### Your instructions
Output every entry exactly as written, skipping any pictures.

· · · · · · ·

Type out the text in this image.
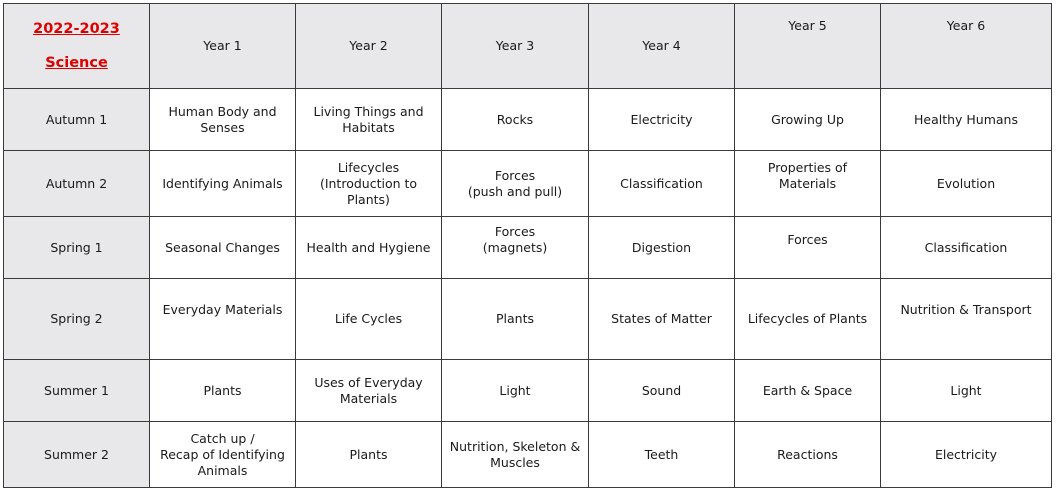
2022-2023

Science	Year 1	Year 2	Year 3	Year 4	Year 5	Year 6
Autumn 1	Human Body and
Senses	Living Things and
Habitats	Rocks	Electricity	Growing Up	Healthy Humans
Autumn 2	Identifying Animals	Lifecycles
(Introduction to
Plants)	Forces
(push and pull)	Classification	Properties of
Materials	Evolution
Spring 1	Seasonal Changes	Health and Hygiene	Forces
(magnets)	Digestion	Forces	Classification
Spring 2	Everyday Materials	Life Cycles	Plants	States of Matter	Lifecycles of Plants	Nutrition & Transport
Summer 1	Plants	Uses of Everyday
Materials	Light	Sound	Earth & Space	Light
Summer 2	Catch up /
Recap of Identifying
Animals	Plants	Nutrition, Skeleton &
Muscles	Teeth	Reactions	Electricity
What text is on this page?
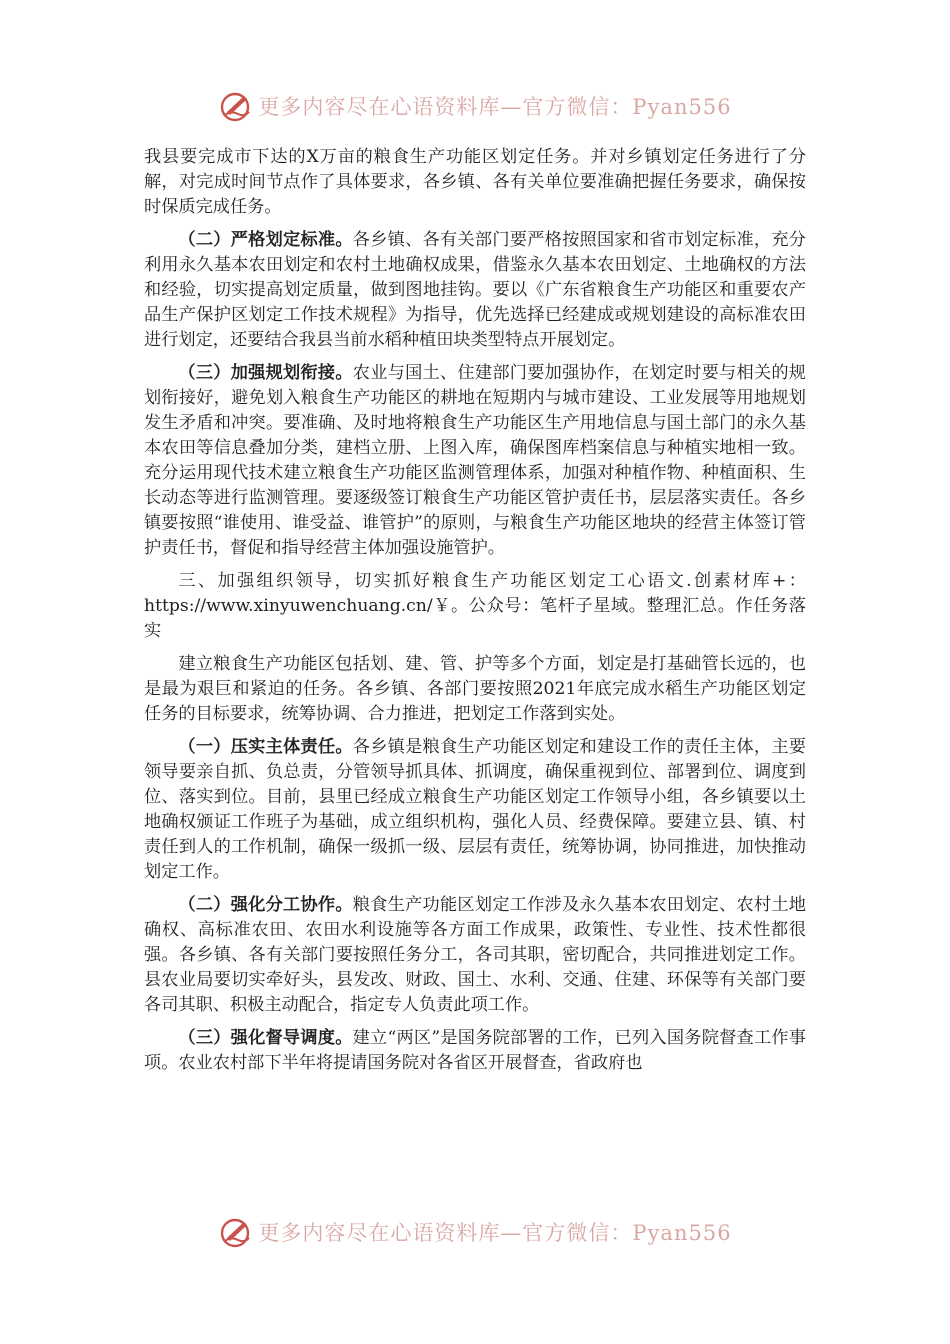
更多内容尽在心语资料库—官方微信：Pyan556

我县要完成市下达的X万亩的粮食生产功能区划定任务。并对乡镇划定任务进行了分解，对完成时间节点作了具体要求，各乡镇、各有关单位要准确把握任务要求，确保按时保质完成任务。

（二）严格划定标准。各乡镇、各有关部门要严格按照国家和省市划定标准，充分利用永久基本农田划定和农村土地确权成果，借鉴永久基本农田划定、土地确权的方法和经验，切实提高划定质量，做到图地挂钩。要以《广东省粮食生产功能区和重要农产品生产保护区划定工作技术规程》为指导，优先选择已经建成或规划建设的高标准农田进行划定，还要结合我县当前水稻种植田块类型特点开展划定。

（三）加强规划衔接。农业与国土、住建部门要加强协作，在划定时要与相关的规划衔接好，避免划入粮食生产功能区的耕地在短期内与城市建设、工业发展等用地规划发生矛盾和冲突。要准确、及时地将粮食生产功能区生产用地信息与国土部门的永久基本农田等信息叠加分类，建档立册、上图入库，确保图库档案信息与种植实地相一致。充分运用现代技术建立粮食生产功能区监测管理体系，加强对种植作物、种植面积、生长动态等进行监测管理。要逐级签订粮食生产功能区管护责任书，层层落实责任。各乡镇要按照“谁使用、谁受益、谁管护”的原则，与粮食生产功能区地块的经营主体签订管护责任书，督促和指导经营主体加强设施管护。

三、加强组织领导，切实抓好粮食生产功能区划定工心语文.创素材库+：https://www.xinyuwenchuang.cn/￥。公众号：笔杆子星域。整理汇总。作任务落实

建立粮食生产功能区包括划、建、管、护等多个方面，划定是打基础管长远的，也是最为艰巨和紧迫的任务。各乡镇、各部门要按照2021年底完成水稻生产功能区划定任务的目标要求，统筹协调、合力推进，把划定工作落到实处。

（一）压实主体责任。各乡镇是粮食生产功能区划定和建设工作的责任主体，主要领导要亲自抓、负总责，分管领导抓具体、抓调度，确保重视到位、部署到位、调度到位、落实到位。目前，县里已经成立粮食生产功能区划定工作领导小组，各乡镇要以土地确权颁证工作班子为基础，成立组织机构，强化人员、经费保障。要建立县、镇、村责任到人的工作机制，确保一级抓一级、层层有责任，统筹协调，协同推进，加快推动划定工作。

（二）强化分工协作。粮食生产功能区划定工作涉及永久基本农田划定、农村土地确权、高标准农田、农田水利设施等各方面工作成果，政策性、专业性、技术性都很强。各乡镇、各有关部门要按照任务分工，各司其职，密切配合，共同推进划定工作。县农业局要切实牵好头，县发改、财政、国土、水利、交通、住建、环保等有关部门要各司其职、积极主动配合，指定专人负责此项工作。

（三）强化督导调度。建立“两区”是国务院部署的工作，已列入国务院督查工作事项。农业农村部下半年将提请国务院对各省区开展督查，省政府也

更多内容尽在心语资料库—官方微信：Pyan556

· · · · · · ·

### Result
Type out the text in this image.
2022-2023

Science	Year 1	Year 2	Year 3	Year 4	Year 5	Year 6
Autumn 1	Human Body and
Senses	Living Things and
Habitats	Rocks	Electricity	Growing Up	Healthy Humans
Autumn 2	Identifying Animals	Lifecycles
(Introduction to
Plants)	Forces
(push and pull)	Classification	Properties of
Materials	Evolution
Spring 1	Seasonal Changes	Health and Hygiene	Forces
(magnets)	Digestion	Forces	Classification
Spring 2	Everyday Materials	Life Cycles	Plants	States of Matter	Lifecycles of Plants	Nutrition & Transport
Summer 1	Plants	Uses of Everyday
Materials	Light	Sound	Earth & Space	Light
Summer 2	Catch up /
Recap of Identifying
Animals	Plants	Nutrition, Skeleton &
Muscles	Teeth	Reactions	Electricity
What text is on this page?
更多内容尽在心语资料库—官方微信：Pyan556

我县要完成市下达的X万亩的粮食生产功能区划定任务。并对乡镇划定任务进行了分解，对完成时间节点作了具体要求，各乡镇、各有关单位要准确把握任务要求，确保按时保质完成任务。

（二）严格划定标准。各乡镇、各有关部门要严格按照国家和省市划定标准，充分利用永久基本农田划定和农村土地确权成果，借鉴永久基本农田划定、土地确权的方法和经验，切实提高划定质量，做到图地挂钩。要以《广东省粮食生产功能区和重要农产品生产保护区划定工作技术规程》为指导，优先选择已经建成或规划建设的高标准农田进行划定，还要结合我县当前水稻种植田块类型特点开展划定。

（三）加强规划衔接。农业与国土、住建部门要加强协作，在划定时要与相关的规划衔接好，避免划入粮食生产功能区的耕地在短期内与城市建设、工业发展等用地规划发生矛盾和冲突。要准确、及时地将粮食生产功能区生产用地信息与国土部门的永久基本农田等信息叠加分类，建档立册、上图入库，确保图库档案信息与种植实地相一致。充分运用现代技术建立粮食生产功能区监测管理体系，加强对种植作物、种植面积、生长动态等进行监测管理。要逐级签订粮食生产功能区管护责任书，层层落实责任。各乡镇要按照“谁使用、谁受益、谁管护”的原则，与粮食生产功能区地块的经营主体签订管护责任书，督促和指导经营主体加强设施管护。

三、加强组织领导，切实抓好粮食生产功能区划定工心语文.创素材库+：https://www.xinyuwenchuang.cn/￥。公众号：笔杆子星域。整理汇总。作任务落实

建立粮食生产功能区包括划、建、管、护等多个方面，划定是打基础管长远的，也是最为艰巨和紧迫的任务。各乡镇、各部门要按照2021年底完成水稻生产功能区划定任务的目标要求，统筹协调、合力推进，把划定工作落到实处。

（一）压实主体责任。各乡镇是粮食生产功能区划定和建设工作的责任主体，主要领导要亲自抓、负总责，分管领导抓具体、抓调度，确保重视到位、部署到位、调度到位、落实到位。目前，县里已经成立粮食生产功能区划定工作领导小组，各乡镇要以土地确权颁证工作班子为基础，成立组织机构，强化人员、经费保障。要建立县、镇、村责任到人的工作机制，确保一级抓一级、层层有责任，统筹协调，协同推进，加快推动划定工作。

（二）强化分工协作。粮食生产功能区划定工作涉及永久基本农田划定、农村土地确权、高标准农田、农田水利设施等各方面工作成果，政策性、专业性、技术性都很强。各乡镇、各有关部门要按照任务分工，各司其职，密切配合，共同推进划定工作。县农业局要切实牵好头，县发改、财政、国土、水利、交通、住建、环保等有关部门要各司其职、积极主动配合，指定专人负责此项工作。

（三）强化督导调度。建立“两区”是国务院部署的工作，已列入国务院督查工作事项。农业农村部下半年将提请国务院对各省区开展督查，省政府也

更多内容尽在心语资料库—官方微信：Pyan556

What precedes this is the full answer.